Start of DATA SUPPLIED

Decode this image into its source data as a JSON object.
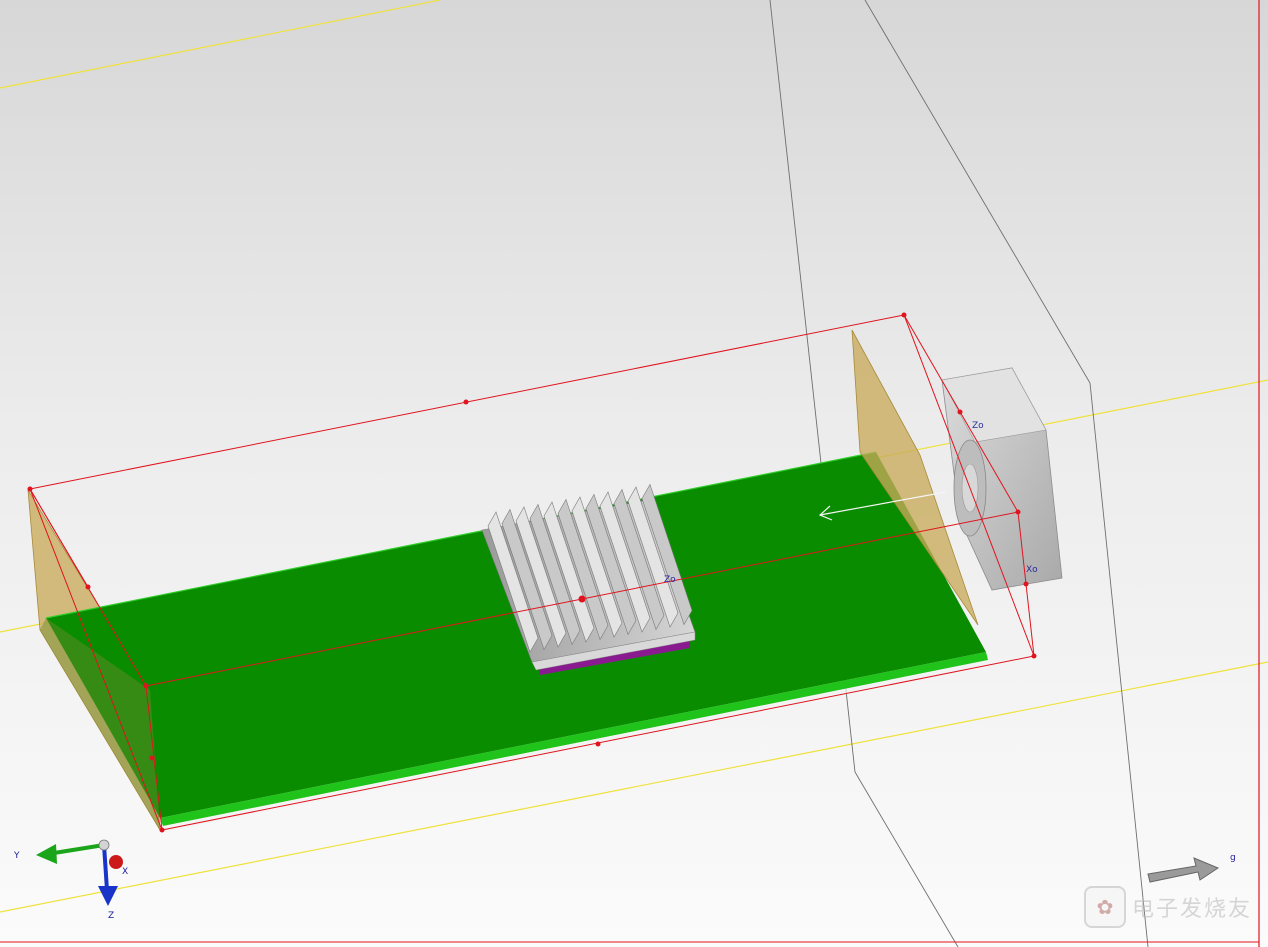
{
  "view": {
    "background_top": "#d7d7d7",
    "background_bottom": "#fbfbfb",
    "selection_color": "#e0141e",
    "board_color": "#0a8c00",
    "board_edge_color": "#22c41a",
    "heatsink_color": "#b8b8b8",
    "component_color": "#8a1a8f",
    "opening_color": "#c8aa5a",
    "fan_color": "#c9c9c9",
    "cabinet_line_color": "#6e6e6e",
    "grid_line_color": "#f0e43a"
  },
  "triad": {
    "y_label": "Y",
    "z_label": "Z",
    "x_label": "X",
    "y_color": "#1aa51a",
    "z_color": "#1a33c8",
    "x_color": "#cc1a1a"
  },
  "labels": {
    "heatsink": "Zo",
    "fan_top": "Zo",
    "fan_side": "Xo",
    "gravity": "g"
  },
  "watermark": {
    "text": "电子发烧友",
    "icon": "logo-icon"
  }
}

End of DATA SUPPLIED
Start of DATA SUPPLIED

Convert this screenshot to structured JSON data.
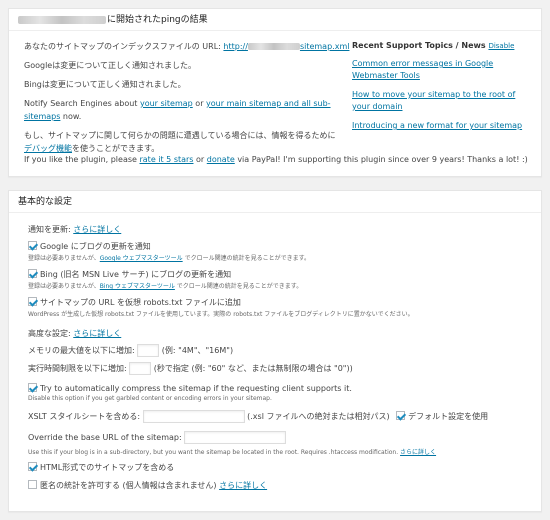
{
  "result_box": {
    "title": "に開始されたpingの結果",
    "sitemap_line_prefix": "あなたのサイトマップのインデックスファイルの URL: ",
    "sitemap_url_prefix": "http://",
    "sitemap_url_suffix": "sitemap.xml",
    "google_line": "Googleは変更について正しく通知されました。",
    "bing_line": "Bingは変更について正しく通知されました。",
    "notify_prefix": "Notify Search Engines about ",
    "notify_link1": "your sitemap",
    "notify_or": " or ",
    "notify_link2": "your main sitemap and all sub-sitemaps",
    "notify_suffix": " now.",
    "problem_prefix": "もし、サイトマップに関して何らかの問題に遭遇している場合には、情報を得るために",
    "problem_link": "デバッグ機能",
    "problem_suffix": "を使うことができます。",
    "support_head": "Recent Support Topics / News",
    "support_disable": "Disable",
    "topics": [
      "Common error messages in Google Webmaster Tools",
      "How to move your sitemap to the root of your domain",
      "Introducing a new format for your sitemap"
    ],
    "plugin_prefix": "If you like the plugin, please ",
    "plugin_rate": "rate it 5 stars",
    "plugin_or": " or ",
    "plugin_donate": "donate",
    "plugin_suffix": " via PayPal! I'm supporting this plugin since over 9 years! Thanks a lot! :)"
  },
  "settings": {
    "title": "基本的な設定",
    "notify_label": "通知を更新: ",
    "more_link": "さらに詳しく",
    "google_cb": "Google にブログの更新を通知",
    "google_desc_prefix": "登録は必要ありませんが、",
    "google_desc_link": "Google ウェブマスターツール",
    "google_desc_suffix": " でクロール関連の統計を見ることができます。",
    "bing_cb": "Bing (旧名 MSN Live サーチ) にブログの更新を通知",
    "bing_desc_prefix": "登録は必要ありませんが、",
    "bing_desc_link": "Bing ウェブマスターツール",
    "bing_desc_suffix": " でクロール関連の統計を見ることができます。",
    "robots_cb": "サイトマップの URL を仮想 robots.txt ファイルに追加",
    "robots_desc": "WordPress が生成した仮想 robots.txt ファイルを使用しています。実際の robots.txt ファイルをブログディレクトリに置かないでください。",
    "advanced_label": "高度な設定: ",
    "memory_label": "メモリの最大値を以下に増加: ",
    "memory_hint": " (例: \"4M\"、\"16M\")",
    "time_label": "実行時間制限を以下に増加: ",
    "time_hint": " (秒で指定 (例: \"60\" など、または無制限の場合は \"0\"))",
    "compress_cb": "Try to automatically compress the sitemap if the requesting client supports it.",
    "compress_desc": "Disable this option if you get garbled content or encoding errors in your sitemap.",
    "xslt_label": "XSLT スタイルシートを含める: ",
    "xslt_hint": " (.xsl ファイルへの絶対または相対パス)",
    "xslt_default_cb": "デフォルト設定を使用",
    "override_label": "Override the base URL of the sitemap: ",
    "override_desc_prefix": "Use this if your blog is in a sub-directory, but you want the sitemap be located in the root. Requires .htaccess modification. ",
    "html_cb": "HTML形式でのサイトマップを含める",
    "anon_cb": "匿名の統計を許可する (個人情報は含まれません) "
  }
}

End of DATA SUPPLIED

__REQUEST__:
Copy out each line of the data where the string "this" appears.

__WRITTEN RESPONSE__:
Decode this image into its source data as a JSON object.
Convert this screenshot to structured JSON data.
    "plugin_suffix": " via PayPal! I'm supporting this plugin since over 9 years! Thanks a lot! :)"
    "compress_desc": "Disable this option if you get garbled content or encoding errors in your sitemap.",
    "override_desc_prefix": "Use this if your blog is in a sub-directory, but you want the sitemap be located in the root. Requires .htaccess modification. ",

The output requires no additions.